DATA below:

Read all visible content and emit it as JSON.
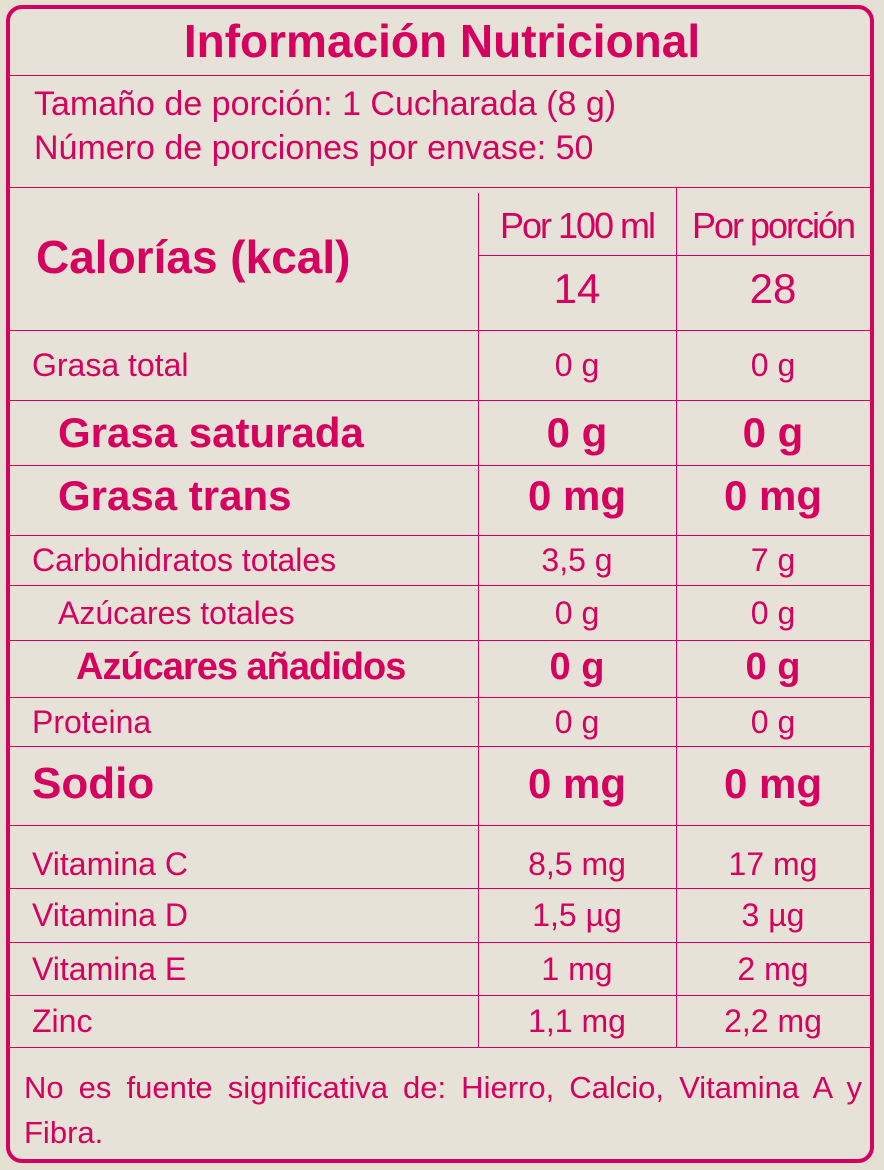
{
  "title": "Información Nutricional",
  "serving_size": "Tamaño de porción: 1 Cucharada (8 g)",
  "servings_per_container": "Número de porciones por envase: 50",
  "columns": {
    "per100": "Por 100 ml",
    "perportion": "Por porción"
  },
  "calories": {
    "label": "Calorías (kcal)",
    "per100": "14",
    "perportion": "28"
  },
  "rows": [
    {
      "label": "Grasa total",
      "per100": "0 g",
      "perportion": "0 g"
    },
    {
      "label": "Grasa saturada",
      "per100": "0 g",
      "perportion": "0 g"
    },
    {
      "label": "Grasa trans",
      "per100": "0 mg",
      "perportion": "0 mg"
    },
    {
      "label": "Carbohidratos totales",
      "per100": "3,5 g",
      "perportion": "7 g"
    },
    {
      "label": "Azúcares totales",
      "per100": "0 g",
      "perportion": "0 g"
    },
    {
      "label": "Azúcares añadidos",
      "per100": "0 g",
      "perportion": "0 g"
    },
    {
      "label": "Proteina",
      "per100": "0 g",
      "perportion": "0 g"
    },
    {
      "label": "Sodio",
      "per100": "0 mg",
      "perportion": "0 mg"
    },
    {
      "label": "Vitamina C",
      "per100": "8,5 mg",
      "perportion": "17 mg"
    },
    {
      "label": "Vitamina D",
      "per100": "1,5 µg",
      "perportion": "3 µg"
    },
    {
      "label": "Vitamina E",
      "per100": "1 mg",
      "perportion": "2 mg"
    },
    {
      "label": "Zinc",
      "per100": "1,1 mg",
      "perportion": "2,2 mg"
    }
  ],
  "footnote": "No es fuente significativa de: Hierro, Calcio, Vitamina A y Fibra.",
  "colors": {
    "accent": "#d6005f",
    "background": "#e6e2d7"
  }
}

End of DATA.

TRY IT –
Could you return the whole listing exactly, with every picture removed?

TASK RESULT –
Read all visible content and emit it as JSON.
{
  "title": "Información Nutricional",
  "serving_size": "Tamaño de porción: 1 Cucharada (8 g)",
  "servings_per_container": "Número de porciones por envase: 50",
  "columns": {
    "per100": "Por 100 ml",
    "perportion": "Por porción"
  },
  "calories": {
    "label": "Calorías (kcal)",
    "per100": "14",
    "perportion": "28"
  },
  "rows": [
    {
      "label": "Grasa total",
      "per100": "0 g",
      "perportion": "0 g"
    },
    {
      "label": "Grasa saturada",
      "per100": "0 g",
      "perportion": "0 g"
    },
    {
      "label": "Grasa trans",
      "per100": "0 mg",
      "perportion": "0 mg"
    },
    {
      "label": "Carbohidratos totales",
      "per100": "3,5 g",
      "perportion": "7 g"
    },
    {
      "label": "Azúcares totales",
      "per100": "0 g",
      "perportion": "0 g"
    },
    {
      "label": "Azúcares añadidos",
      "per100": "0 g",
      "perportion": "0 g"
    },
    {
      "label": "Proteina",
      "per100": "0 g",
      "perportion": "0 g"
    },
    {
      "label": "Sodio",
      "per100": "0 mg",
      "perportion": "0 mg"
    },
    {
      "label": "Vitamina C",
      "per100": "8,5 mg",
      "perportion": "17 mg"
    },
    {
      "label": "Vitamina D",
      "per100": "1,5 µg",
      "perportion": "3 µg"
    },
    {
      "label": "Vitamina E",
      "per100": "1 mg",
      "perportion": "2 mg"
    },
    {
      "label": "Zinc",
      "per100": "1,1 mg",
      "perportion": "2,2 mg"
    }
  ],
  "footnote": "No es fuente significativa de: Hierro, Calcio, Vitamina A y Fibra.",
  "colors": {
    "accent": "#d6005f",
    "background": "#e6e2d7"
  }
}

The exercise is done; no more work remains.